* _CHALLENGE_
Take every line from the listing below that includes "organization" and copy it.

* _DATA PROVIDED_
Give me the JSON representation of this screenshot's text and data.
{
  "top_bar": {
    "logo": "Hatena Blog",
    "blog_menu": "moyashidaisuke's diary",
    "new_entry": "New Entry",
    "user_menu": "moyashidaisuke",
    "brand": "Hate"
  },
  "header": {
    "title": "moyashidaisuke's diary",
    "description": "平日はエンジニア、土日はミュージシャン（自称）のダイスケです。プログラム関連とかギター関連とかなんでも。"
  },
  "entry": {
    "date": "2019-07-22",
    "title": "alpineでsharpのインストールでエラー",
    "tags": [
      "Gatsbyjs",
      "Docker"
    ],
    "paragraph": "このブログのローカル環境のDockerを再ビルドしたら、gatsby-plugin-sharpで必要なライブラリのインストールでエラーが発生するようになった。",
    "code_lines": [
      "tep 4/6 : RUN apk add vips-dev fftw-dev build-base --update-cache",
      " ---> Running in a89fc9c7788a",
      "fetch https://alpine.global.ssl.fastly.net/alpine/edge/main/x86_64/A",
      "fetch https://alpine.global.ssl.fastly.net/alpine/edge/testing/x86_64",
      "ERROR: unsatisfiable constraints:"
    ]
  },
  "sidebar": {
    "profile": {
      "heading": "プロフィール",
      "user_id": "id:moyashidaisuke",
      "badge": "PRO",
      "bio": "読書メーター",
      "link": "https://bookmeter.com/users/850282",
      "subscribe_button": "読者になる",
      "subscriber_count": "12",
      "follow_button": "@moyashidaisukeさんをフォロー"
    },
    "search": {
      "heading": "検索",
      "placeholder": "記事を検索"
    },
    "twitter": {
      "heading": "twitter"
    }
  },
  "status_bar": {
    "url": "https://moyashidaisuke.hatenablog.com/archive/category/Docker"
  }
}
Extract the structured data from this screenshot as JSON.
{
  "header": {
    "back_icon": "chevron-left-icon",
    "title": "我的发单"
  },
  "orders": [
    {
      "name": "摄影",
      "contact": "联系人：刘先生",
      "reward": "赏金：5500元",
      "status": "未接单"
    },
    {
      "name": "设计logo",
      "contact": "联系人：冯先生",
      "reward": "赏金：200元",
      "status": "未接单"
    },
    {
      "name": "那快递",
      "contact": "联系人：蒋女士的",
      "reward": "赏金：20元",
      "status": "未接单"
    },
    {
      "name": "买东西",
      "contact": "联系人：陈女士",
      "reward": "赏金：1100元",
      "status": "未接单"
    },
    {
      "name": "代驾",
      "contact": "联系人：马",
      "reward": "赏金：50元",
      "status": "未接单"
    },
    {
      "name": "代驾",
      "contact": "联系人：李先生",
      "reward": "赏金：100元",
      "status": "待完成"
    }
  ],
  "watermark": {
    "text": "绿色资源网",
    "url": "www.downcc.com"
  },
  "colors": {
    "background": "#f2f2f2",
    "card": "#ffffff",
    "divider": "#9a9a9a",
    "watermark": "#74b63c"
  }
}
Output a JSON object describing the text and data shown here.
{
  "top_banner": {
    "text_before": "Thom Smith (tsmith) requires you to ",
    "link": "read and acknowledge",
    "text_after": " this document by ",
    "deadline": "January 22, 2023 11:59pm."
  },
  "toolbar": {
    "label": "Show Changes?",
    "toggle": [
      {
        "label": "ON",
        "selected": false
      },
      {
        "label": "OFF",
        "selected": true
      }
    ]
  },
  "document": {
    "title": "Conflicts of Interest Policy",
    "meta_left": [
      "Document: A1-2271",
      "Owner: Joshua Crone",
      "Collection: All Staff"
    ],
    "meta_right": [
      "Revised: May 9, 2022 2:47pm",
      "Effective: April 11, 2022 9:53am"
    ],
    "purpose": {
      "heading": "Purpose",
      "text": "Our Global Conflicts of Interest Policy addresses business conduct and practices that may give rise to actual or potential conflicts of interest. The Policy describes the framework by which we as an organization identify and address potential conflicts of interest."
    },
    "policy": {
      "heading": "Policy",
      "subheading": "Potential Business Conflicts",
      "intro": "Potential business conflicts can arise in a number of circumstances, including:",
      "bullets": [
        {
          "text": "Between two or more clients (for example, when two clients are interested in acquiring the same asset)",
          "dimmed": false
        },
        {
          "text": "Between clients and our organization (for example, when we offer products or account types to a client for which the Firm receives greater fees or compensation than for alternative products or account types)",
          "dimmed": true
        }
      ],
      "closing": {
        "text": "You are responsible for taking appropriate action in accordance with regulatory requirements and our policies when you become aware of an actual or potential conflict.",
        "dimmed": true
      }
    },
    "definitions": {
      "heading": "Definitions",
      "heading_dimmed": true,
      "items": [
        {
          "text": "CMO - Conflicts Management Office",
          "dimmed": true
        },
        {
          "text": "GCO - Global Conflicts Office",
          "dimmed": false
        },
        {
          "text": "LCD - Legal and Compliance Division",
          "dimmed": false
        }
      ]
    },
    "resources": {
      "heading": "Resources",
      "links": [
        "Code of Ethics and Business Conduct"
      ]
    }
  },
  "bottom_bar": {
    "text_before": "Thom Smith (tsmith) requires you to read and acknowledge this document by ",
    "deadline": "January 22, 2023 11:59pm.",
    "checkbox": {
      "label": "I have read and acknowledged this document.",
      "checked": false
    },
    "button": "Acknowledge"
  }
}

* _SOLUTION FOR THIS PROBLEM_
      "text": "Our Global Conflicts of Interest Policy addresses business conduct and practices that may give rise to actual or potential conflicts of interest. The Policy describes the framework by which we as an organization identify and address potential conflicts of interest."
          "text": "Between clients and our organization (for example, when we offer products or account types to a client for which the Firm receives greater fees or compensation than for alternative products or account types)",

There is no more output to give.